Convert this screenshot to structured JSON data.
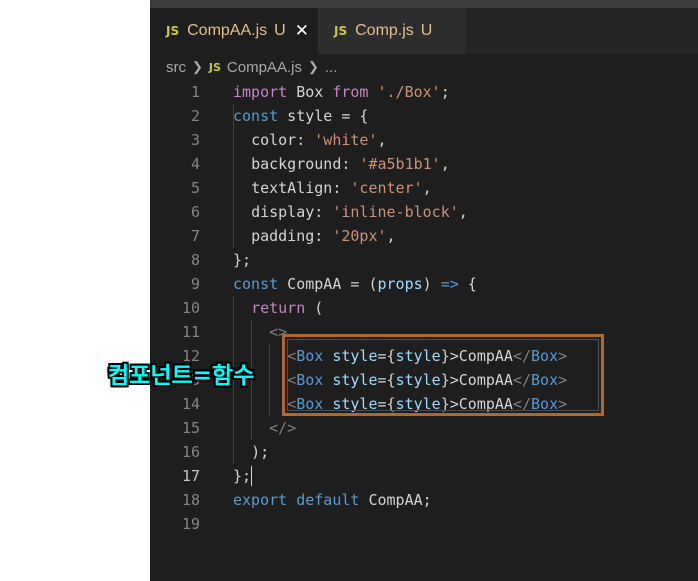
{
  "tabs": [
    {
      "icon": "JS",
      "name": "CompAA.js",
      "flag": "U",
      "close": "✕"
    },
    {
      "icon": "JS",
      "name": "Comp.js",
      "flag": "U"
    }
  ],
  "breadcrumb": {
    "folder": "src",
    "icon": "JS",
    "file": "CompAA.js",
    "more": "..."
  },
  "line_numbers": [
    "1",
    "2",
    "3",
    "4",
    "5",
    "6",
    "7",
    "8",
    "9",
    "10",
    "11",
    "12",
    "13",
    "14",
    "15",
    "16",
    "17",
    "18",
    "19"
  ],
  "code": {
    "l1": {
      "import": "import",
      "name": " Box ",
      "from": "from",
      "path": "'./Box'",
      "semi": ";"
    },
    "l2": {
      "const": "const",
      "rest": " style = {"
    },
    "l3": {
      "prop": "color",
      "colon": ": ",
      "val": "'white'",
      "comma": ","
    },
    "l4": {
      "prop": "background",
      "colon": ": ",
      "val": "'#a5b1b1'",
      "comma": ","
    },
    "l5": {
      "prop": "textAlign",
      "colon": ": ",
      "val": "'center'",
      "comma": ","
    },
    "l6": {
      "prop": "display",
      "colon": ": ",
      "val": "'inline-block'",
      "comma": ","
    },
    "l7": {
      "prop": "padding",
      "colon": ": ",
      "val": "'20px'",
      "comma": ","
    },
    "l8": {
      "text": "};"
    },
    "l9": {
      "const": "const",
      "name": " CompAA = (",
      "param": "props",
      "close": ") ",
      "arrow": "=>",
      "brace": " {"
    },
    "l10": {
      "kw": "return",
      "rest": " ("
    },
    "l11": {
      "frag": "<>"
    },
    "l12": {
      "open": "<",
      "tag": "Box",
      "attr": " style",
      "eq": "={",
      "expr": "style",
      "close1": "}>",
      "text": "CompAA",
      "open2": "</",
      "tag2": "Box",
      "close2": ">"
    },
    "l13": {
      "open": "<",
      "tag": "Box",
      "attr": " style",
      "eq": "={",
      "expr": "style",
      "close1": "}>",
      "text": "CompAA",
      "open2": "</",
      "tag2": "Box",
      "close2": ">"
    },
    "l14": {
      "open": "<",
      "tag": "Box",
      "attr": " style",
      "eq": "={",
      "expr": "style",
      "close1": "}>",
      "text": "CompAA",
      "open2": "</",
      "tag2": "Box",
      "close2": ">"
    },
    "l15": {
      "frag": "</>"
    },
    "l16": {
      "text": ");"
    },
    "l17": {
      "text": "};"
    },
    "l18": {
      "kw1": "export",
      "kw2": " default",
      "rest": " CompAA;"
    }
  },
  "annotation": "컴포넌트=함수",
  "colors": {
    "accent_box": "#b0692a",
    "annotation": "#00ffff"
  }
}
-.-.-
→ **TASK**
Repeat the records above exactly, leaving out the pictures.

→ **COMPLETED EXERCISE**
Convert this screenshot to structured JSON data.
{
  "tabs": [
    {
      "icon": "JS",
      "name": "CompAA.js",
      "flag": "U",
      "close": "✕"
    },
    {
      "icon": "JS",
      "name": "Comp.js",
      "flag": "U"
    }
  ],
  "breadcrumb": {
    "folder": "src",
    "icon": "JS",
    "file": "CompAA.js",
    "more": "..."
  },
  "line_numbers": [
    "1",
    "2",
    "3",
    "4",
    "5",
    "6",
    "7",
    "8",
    "9",
    "10",
    "11",
    "12",
    "13",
    "14",
    "15",
    "16",
    "17",
    "18",
    "19"
  ],
  "code": {
    "l1": {
      "import": "import",
      "name": " Box ",
      "from": "from",
      "path": "'./Box'",
      "semi": ";"
    },
    "l2": {
      "const": "const",
      "rest": " style = {"
    },
    "l3": {
      "prop": "color",
      "colon": ": ",
      "val": "'white'",
      "comma": ","
    },
    "l4": {
      "prop": "background",
      "colon": ": ",
      "val": "'#a5b1b1'",
      "comma": ","
    },
    "l5": {
      "prop": "textAlign",
      "colon": ": ",
      "val": "'center'",
      "comma": ","
    },
    "l6": {
      "prop": "display",
      "colon": ": ",
      "val": "'inline-block'",
      "comma": ","
    },
    "l7": {
      "prop": "padding",
      "colon": ": ",
      "val": "'20px'",
      "comma": ","
    },
    "l8": {
      "text": "};"
    },
    "l9": {
      "const": "const",
      "name": " CompAA = (",
      "param": "props",
      "close": ") ",
      "arrow": "=>",
      "brace": " {"
    },
    "l10": {
      "kw": "return",
      "rest": " ("
    },
    "l11": {
      "frag": "<>"
    },
    "l12": {
      "open": "<",
      "tag": "Box",
      "attr": " style",
      "eq": "={",
      "expr": "style",
      "close1": "}>",
      "text": "CompAA",
      "open2": "</",
      "tag2": "Box",
      "close2": ">"
    },
    "l13": {
      "open": "<",
      "tag": "Box",
      "attr": " style",
      "eq": "={",
      "expr": "style",
      "close1": "}>",
      "text": "CompAA",
      "open2": "</",
      "tag2": "Box",
      "close2": ">"
    },
    "l14": {
      "open": "<",
      "tag": "Box",
      "attr": " style",
      "eq": "={",
      "expr": "style",
      "close1": "}>",
      "text": "CompAA",
      "open2": "</",
      "tag2": "Box",
      "close2": ">"
    },
    "l15": {
      "frag": "</>"
    },
    "l16": {
      "text": ");"
    },
    "l17": {
      "text": "};"
    },
    "l18": {
      "kw1": "export",
      "kw2": " default",
      "rest": " CompAA;"
    }
  },
  "annotation": "컴포넌트=함수",
  "colors": {
    "accent_box": "#b0692a",
    "annotation": "#00ffff"
  }
}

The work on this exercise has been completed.